### WHAT TO PRODUCE
Give the number of lines that contain the string "PART", and nothing else.

• • • • • • •

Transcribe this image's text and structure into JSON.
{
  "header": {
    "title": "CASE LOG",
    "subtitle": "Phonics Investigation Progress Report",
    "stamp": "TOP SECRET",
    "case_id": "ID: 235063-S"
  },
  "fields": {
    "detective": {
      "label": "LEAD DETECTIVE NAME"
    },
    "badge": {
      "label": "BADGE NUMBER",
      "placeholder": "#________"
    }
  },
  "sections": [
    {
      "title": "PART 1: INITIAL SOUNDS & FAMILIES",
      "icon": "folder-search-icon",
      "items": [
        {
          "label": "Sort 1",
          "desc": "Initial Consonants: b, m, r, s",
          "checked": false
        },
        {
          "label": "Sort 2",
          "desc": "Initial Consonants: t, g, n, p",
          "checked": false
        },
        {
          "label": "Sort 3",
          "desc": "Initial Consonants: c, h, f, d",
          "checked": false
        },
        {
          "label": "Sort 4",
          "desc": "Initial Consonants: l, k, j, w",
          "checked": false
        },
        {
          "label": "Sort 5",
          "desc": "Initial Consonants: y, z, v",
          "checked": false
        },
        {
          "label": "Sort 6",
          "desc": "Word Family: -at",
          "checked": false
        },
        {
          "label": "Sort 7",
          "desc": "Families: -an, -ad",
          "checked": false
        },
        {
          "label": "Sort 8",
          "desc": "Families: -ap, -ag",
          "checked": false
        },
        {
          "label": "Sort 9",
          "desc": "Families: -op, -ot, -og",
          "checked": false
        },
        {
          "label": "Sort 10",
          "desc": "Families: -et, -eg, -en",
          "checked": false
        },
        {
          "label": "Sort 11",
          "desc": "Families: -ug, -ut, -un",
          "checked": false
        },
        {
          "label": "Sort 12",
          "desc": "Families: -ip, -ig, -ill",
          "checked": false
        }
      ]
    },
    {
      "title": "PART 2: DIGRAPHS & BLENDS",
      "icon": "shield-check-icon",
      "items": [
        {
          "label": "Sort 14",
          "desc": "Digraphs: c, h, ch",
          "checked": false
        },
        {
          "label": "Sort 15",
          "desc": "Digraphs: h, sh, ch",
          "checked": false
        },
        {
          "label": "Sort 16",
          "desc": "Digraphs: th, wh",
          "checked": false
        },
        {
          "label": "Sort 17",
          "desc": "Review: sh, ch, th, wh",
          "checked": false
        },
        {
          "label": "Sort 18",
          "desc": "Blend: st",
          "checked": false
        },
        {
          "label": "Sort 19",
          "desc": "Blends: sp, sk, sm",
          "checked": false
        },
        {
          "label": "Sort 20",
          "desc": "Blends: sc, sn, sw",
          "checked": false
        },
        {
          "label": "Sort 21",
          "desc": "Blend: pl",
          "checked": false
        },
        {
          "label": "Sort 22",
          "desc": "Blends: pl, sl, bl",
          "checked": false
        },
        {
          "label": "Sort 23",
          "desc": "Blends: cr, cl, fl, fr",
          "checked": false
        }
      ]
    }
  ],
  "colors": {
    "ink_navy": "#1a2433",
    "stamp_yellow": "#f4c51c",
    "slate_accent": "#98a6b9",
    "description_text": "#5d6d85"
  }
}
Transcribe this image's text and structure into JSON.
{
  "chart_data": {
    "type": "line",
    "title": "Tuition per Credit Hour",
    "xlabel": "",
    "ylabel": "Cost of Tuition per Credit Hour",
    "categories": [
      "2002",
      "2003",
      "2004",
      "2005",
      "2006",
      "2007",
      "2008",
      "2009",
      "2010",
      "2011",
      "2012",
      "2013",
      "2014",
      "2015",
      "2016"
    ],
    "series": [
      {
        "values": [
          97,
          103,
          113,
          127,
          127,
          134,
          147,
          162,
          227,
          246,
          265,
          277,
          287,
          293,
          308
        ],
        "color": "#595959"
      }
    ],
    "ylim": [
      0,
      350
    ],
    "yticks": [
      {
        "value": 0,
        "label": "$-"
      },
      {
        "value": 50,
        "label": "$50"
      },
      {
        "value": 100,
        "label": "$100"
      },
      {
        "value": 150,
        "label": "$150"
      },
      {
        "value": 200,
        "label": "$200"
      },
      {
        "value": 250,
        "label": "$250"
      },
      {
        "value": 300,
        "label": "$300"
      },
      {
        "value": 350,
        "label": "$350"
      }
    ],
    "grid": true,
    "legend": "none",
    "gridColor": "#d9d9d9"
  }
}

• • • • • • •

### TASK OUTPUT
2